[Entries taken from a collection]
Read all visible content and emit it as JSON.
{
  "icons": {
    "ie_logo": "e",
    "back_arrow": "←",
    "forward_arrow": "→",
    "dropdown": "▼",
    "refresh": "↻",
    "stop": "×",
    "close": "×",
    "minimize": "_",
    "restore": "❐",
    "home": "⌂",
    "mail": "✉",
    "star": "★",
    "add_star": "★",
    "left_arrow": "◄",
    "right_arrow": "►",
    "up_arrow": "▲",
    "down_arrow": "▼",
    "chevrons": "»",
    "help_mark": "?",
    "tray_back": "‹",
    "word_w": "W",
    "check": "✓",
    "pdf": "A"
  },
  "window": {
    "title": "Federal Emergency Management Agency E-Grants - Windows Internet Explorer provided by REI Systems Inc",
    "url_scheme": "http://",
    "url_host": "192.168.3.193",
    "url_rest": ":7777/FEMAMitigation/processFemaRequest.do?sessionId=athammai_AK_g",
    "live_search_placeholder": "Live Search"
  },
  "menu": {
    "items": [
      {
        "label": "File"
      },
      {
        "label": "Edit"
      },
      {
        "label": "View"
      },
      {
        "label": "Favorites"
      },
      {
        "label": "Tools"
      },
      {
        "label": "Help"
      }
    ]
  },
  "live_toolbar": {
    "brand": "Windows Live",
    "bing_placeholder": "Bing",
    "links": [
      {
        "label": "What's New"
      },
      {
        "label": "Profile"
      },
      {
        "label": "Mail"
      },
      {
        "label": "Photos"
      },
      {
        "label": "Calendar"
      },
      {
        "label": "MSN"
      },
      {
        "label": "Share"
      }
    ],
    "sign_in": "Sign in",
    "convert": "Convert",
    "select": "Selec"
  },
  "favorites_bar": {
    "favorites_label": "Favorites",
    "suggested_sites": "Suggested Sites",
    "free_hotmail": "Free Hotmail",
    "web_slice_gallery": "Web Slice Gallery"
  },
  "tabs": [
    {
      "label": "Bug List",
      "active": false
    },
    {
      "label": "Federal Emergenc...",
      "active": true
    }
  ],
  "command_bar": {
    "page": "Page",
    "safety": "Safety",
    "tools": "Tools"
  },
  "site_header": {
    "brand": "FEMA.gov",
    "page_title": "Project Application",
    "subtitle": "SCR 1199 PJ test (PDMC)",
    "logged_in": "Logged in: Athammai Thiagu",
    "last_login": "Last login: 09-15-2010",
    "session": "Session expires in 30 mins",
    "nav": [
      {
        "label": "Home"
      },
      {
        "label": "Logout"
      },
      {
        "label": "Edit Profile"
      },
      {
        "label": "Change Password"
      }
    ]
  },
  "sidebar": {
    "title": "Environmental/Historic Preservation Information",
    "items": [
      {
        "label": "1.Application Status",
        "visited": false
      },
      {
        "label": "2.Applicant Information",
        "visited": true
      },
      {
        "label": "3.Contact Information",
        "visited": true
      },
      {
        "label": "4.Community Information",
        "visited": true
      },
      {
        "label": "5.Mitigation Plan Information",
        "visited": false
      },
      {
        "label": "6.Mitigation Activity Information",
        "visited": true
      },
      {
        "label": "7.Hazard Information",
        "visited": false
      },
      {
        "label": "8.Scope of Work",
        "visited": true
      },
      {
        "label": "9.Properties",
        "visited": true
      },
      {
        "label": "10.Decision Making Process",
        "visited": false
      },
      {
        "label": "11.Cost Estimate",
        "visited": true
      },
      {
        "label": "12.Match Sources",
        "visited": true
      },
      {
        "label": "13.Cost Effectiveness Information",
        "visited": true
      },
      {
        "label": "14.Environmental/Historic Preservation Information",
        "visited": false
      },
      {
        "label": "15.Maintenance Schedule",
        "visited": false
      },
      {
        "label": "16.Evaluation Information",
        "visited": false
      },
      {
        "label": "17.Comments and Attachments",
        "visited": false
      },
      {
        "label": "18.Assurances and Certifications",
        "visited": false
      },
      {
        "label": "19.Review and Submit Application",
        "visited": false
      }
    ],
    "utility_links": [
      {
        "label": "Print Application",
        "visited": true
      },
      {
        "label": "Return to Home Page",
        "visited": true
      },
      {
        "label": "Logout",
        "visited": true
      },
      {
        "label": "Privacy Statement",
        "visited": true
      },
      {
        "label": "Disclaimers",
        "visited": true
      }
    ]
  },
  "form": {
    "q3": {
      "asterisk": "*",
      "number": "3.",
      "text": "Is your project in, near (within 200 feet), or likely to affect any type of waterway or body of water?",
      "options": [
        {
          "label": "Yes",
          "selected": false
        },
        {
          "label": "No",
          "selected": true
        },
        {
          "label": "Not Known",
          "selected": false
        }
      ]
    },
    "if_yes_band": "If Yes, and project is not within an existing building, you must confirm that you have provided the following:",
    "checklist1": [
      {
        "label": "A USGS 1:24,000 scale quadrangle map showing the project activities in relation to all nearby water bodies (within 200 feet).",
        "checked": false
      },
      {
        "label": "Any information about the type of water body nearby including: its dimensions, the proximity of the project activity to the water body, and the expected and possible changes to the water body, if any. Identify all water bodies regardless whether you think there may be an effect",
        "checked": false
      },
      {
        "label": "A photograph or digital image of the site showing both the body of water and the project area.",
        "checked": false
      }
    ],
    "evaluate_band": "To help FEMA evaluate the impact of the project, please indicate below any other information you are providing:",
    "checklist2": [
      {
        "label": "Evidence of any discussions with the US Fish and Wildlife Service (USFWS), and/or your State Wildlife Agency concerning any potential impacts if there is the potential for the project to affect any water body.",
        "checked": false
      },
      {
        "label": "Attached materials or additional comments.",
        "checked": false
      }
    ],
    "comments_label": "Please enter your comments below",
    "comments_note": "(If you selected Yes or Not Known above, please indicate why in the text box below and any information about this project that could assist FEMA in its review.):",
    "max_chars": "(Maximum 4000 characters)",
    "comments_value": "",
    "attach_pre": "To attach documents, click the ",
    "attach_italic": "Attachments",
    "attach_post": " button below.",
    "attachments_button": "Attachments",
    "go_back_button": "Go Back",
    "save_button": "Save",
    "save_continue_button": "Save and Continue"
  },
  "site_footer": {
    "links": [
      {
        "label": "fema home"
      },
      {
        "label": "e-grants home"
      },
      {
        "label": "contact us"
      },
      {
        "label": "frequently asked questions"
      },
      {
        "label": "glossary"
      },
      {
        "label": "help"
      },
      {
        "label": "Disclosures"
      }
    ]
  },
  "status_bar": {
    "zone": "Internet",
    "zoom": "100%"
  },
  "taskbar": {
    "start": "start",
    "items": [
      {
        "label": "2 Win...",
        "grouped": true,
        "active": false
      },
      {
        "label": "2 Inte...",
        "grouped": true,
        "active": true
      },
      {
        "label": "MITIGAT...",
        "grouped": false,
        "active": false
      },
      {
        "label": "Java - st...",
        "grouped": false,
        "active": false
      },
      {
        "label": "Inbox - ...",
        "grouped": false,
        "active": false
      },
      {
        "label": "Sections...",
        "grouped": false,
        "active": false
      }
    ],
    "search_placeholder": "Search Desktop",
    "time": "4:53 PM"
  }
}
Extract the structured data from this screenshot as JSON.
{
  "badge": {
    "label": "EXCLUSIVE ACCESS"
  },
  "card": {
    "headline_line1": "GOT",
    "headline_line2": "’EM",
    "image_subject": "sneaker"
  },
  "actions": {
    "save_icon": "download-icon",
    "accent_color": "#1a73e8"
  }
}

WHAT TO WORK ON: Only the lines from the one containing "Extract the structured" through the end of the entries above belong in the answer; repeat them exactly.

ANSWER BELOW:
Extract the structured data from this screenshot as JSON.
{
  "badge": {
    "label": "EXCLUSIVE ACCESS"
  },
  "card": {
    "headline_line1": "GOT",
    "headline_line2": "’EM",
    "image_subject": "sneaker"
  },
  "actions": {
    "save_icon": "download-icon",
    "accent_color": "#1a73e8"
  }
}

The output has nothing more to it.